> Instructions for the task: Pick every line from the data that holds the word "функций".

> Stored data:
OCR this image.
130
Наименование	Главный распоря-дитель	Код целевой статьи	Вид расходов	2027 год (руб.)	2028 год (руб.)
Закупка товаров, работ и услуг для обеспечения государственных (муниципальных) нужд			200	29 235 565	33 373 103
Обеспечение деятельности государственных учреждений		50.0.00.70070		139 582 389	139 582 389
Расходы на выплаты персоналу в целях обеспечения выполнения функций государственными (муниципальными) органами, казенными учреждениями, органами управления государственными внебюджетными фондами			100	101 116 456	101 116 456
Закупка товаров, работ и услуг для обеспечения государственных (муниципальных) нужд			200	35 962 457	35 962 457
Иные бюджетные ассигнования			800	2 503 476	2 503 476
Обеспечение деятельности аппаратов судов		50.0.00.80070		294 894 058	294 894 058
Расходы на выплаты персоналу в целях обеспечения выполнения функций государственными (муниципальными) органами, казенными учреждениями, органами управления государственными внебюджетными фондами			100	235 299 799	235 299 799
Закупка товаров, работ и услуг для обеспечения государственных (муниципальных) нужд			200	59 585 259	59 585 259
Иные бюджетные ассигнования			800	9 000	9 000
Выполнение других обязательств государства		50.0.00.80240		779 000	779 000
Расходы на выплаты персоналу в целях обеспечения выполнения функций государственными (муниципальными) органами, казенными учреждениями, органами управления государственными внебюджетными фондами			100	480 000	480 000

> Finished answer:
Расходы на выплаты персоналу в целях обеспечения выполнения функций государственными (муниципальными) органами, казенными учреждениями, органами управления государственными внебюджетными фондами			100	101 116 456	101 116 456
Расходы на выплаты персоналу в целях обеспечения выполнения функций государственными (муниципальными) органами, казенными учреждениями, органами управления государственными внебюджетными фондами			100	235 299 799	235 299 799
Расходы на выплаты персоналу в целях обеспечения выполнения функций государственными (муниципальными) органами, казенными учреждениями, органами управления государственными внебюджетными фондами			100	480 000	480 000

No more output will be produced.